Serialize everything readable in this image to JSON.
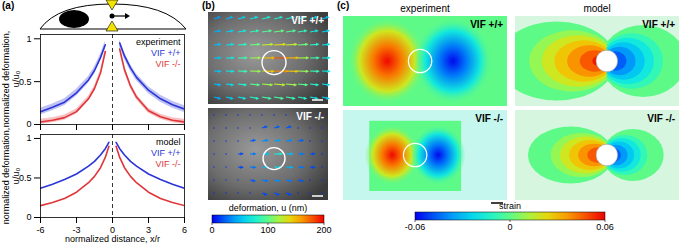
{
  "panel_labels": [
    "(a)",
    "(b)",
    "(c)"
  ],
  "chart_data": [
    {
      "type": "line",
      "title": "experiment",
      "ylabel": "normalized deformation, u/u₀",
      "tick_labels": "y",
      "legend": "top-right",
      "xlim": [
        -6,
        6
      ],
      "xticks": [
        -6,
        -3,
        0,
        3,
        6
      ],
      "ylim": [
        0,
        1.05
      ],
      "yticks": [
        0,
        0.5,
        1
      ],
      "annotations": [
        {
          "x": 0,
          "line_style": "dashed"
        }
      ],
      "x": [
        -6,
        -5,
        -4,
        -3,
        -2,
        -1.5,
        -1,
        -0.6,
        0,
        0.6,
        1,
        1.5,
        2,
        3,
        4,
        5,
        6
      ],
      "series": [
        {
          "name": "VIF +/+",
          "color": "#2b35d8",
          "values": [
            0.15,
            0.2,
            0.26,
            0.37,
            0.52,
            0.63,
            0.78,
            0.93,
            null,
            0.95,
            0.8,
            0.66,
            0.55,
            0.4,
            0.3,
            0.23,
            0.18
          ],
          "errors": [
            0.04,
            0.04,
            0.04,
            0.04,
            0.04,
            0.04,
            0.04,
            0.04,
            null,
            0.04,
            0.04,
            0.04,
            0.04,
            0.04,
            0.04,
            0.04,
            0.04
          ]
        },
        {
          "name": "VIF -/-",
          "color": "#e0363a",
          "values": [
            0.03,
            0.05,
            0.08,
            0.15,
            0.3,
            0.42,
            0.6,
            0.85,
            null,
            0.88,
            0.64,
            0.45,
            0.32,
            0.16,
            0.09,
            0.05,
            0.03
          ],
          "errors": [
            0.03,
            0.03,
            0.03,
            0.03,
            0.03,
            0.03,
            0.03,
            0.03,
            null,
            0.03,
            0.03,
            0.03,
            0.03,
            0.03,
            0.03,
            0.03,
            0.03
          ]
        }
      ]
    },
    {
      "type": "line",
      "title": "model",
      "xlabel": "normalized distance, x/r",
      "ylabel": "normalized deformation, u/u₀",
      "legend": "top-right",
      "xlim": [
        -6,
        6
      ],
      "xticks": [
        -6,
        -3,
        0,
        3,
        6
      ],
      "ylim": [
        0,
        1.05
      ],
      "yticks": [
        0,
        0.5,
        1
      ],
      "annotations": [
        {
          "x": 0,
          "line_style": "dashed"
        }
      ],
      "x": [
        -6,
        -5,
        -4,
        -3,
        -2,
        -1.5,
        -1,
        -0.6,
        -0.3,
        0,
        0.3,
        0.6,
        1,
        1.5,
        2,
        3,
        4,
        5,
        6
      ],
      "series": [
        {
          "name": "VIF +/+",
          "color": "#2b35d8",
          "values": [
            0.37,
            0.42,
            0.48,
            0.55,
            0.65,
            0.71,
            0.79,
            0.87,
            0.95,
            null,
            0.95,
            0.87,
            0.79,
            0.71,
            0.65,
            0.55,
            0.48,
            0.42,
            0.37
          ]
        },
        {
          "name": "VIF -/-",
          "color": "#e0363a",
          "values": [
            0.15,
            0.19,
            0.24,
            0.32,
            0.44,
            0.52,
            0.63,
            0.76,
            0.9,
            null,
            0.9,
            0.76,
            0.63,
            0.52,
            0.44,
            0.32,
            0.24,
            0.19,
            0.15
          ]
        }
      ]
    }
  ],
  "panel_b": {
    "images": [
      "VIF +/+",
      "VIF -/-"
    ],
    "colorbar": {
      "label": "deformation, u (nm)",
      "range": [
        0,
        200
      ],
      "ticks": [
        0,
        100,
        200
      ]
    }
  },
  "panel_c": {
    "columns": [
      "experiment",
      "model"
    ],
    "rows": [
      "VIF +/+",
      "VIF -/-"
    ],
    "colorbar": {
      "label": "strain",
      "range": [
        -0.06,
        0.06
      ],
      "ticks": [
        -0.06,
        0,
        0.06
      ]
    }
  }
}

------------------------------------------------------------------------

DESCRIPTION OF THE TASK: Give back the whole listing as it stands, minus its pictures.

ANSWER TO THIS EXERCISE:
Serialize everything readable in this image to JSON.
{
  "panel_labels": [
    "(a)",
    "(b)",
    "(c)"
  ],
  "chart_data": [
    {
      "type": "line",
      "title": "experiment",
      "ylabel": "normalized deformation, u/u₀",
      "tick_labels": "y",
      "legend": "top-right",
      "xlim": [
        -6,
        6
      ],
      "xticks": [
        -6,
        -3,
        0,
        3,
        6
      ],
      "ylim": [
        0,
        1.05
      ],
      "yticks": [
        0,
        0.5,
        1
      ],
      "annotations": [
        {
          "x": 0,
          "line_style": "dashed"
        }
      ],
      "x": [
        -6,
        -5,
        -4,
        -3,
        -2,
        -1.5,
        -1,
        -0.6,
        0,
        0.6,
        1,
        1.5,
        2,
        3,
        4,
        5,
        6
      ],
      "series": [
        {
          "name": "VIF +/+",
          "color": "#2b35d8",
          "values": [
            0.15,
            0.2,
            0.26,
            0.37,
            0.52,
            0.63,
            0.78,
            0.93,
            null,
            0.95,
            0.8,
            0.66,
            0.55,
            0.4,
            0.3,
            0.23,
            0.18
          ],
          "errors": [
            0.04,
            0.04,
            0.04,
            0.04,
            0.04,
            0.04,
            0.04,
            0.04,
            null,
            0.04,
            0.04,
            0.04,
            0.04,
            0.04,
            0.04,
            0.04,
            0.04
          ]
        },
        {
          "name": "VIF -/-",
          "color": "#e0363a",
          "values": [
            0.03,
            0.05,
            0.08,
            0.15,
            0.3,
            0.42,
            0.6,
            0.85,
            null,
            0.88,
            0.64,
            0.45,
            0.32,
            0.16,
            0.09,
            0.05,
            0.03
          ],
          "errors": [
            0.03,
            0.03,
            0.03,
            0.03,
            0.03,
            0.03,
            0.03,
            0.03,
            null,
            0.03,
            0.03,
            0.03,
            0.03,
            0.03,
            0.03,
            0.03,
            0.03
          ]
        }
      ]
    },
    {
      "type": "line",
      "title": "model",
      "xlabel": "normalized distance, x/r",
      "ylabel": "normalized deformation, u/u₀",
      "legend": "top-right",
      "xlim": [
        -6,
        6
      ],
      "xticks": [
        -6,
        -3,
        0,
        3,
        6
      ],
      "ylim": [
        0,
        1.05
      ],
      "yticks": [
        0,
        0.5,
        1
      ],
      "annotations": [
        {
          "x": 0,
          "line_style": "dashed"
        }
      ],
      "x": [
        -6,
        -5,
        -4,
        -3,
        -2,
        -1.5,
        -1,
        -0.6,
        -0.3,
        0,
        0.3,
        0.6,
        1,
        1.5,
        2,
        3,
        4,
        5,
        6
      ],
      "series": [
        {
          "name": "VIF +/+",
          "color": "#2b35d8",
          "values": [
            0.37,
            0.42,
            0.48,
            0.55,
            0.65,
            0.71,
            0.79,
            0.87,
            0.95,
            null,
            0.95,
            0.87,
            0.79,
            0.71,
            0.65,
            0.55,
            0.48,
            0.42,
            0.37
          ]
        },
        {
          "name": "VIF -/-",
          "color": "#e0363a",
          "values": [
            0.15,
            0.19,
            0.24,
            0.32,
            0.44,
            0.52,
            0.63,
            0.76,
            0.9,
            null,
            0.9,
            0.76,
            0.63,
            0.52,
            0.44,
            0.32,
            0.24,
            0.19,
            0.15
          ]
        }
      ]
    }
  ],
  "panel_b": {
    "images": [
      "VIF +/+",
      "VIF -/-"
    ],
    "colorbar": {
      "label": "deformation, u (nm)",
      "range": [
        0,
        200
      ],
      "ticks": [
        0,
        100,
        200
      ]
    }
  },
  "panel_c": {
    "columns": [
      "experiment",
      "model"
    ],
    "rows": [
      "VIF +/+",
      "VIF -/-"
    ],
    "colorbar": {
      "label": "strain",
      "range": [
        -0.06,
        0.06
      ],
      "ticks": [
        -0.06,
        0,
        0.06
      ]
    }
  }
}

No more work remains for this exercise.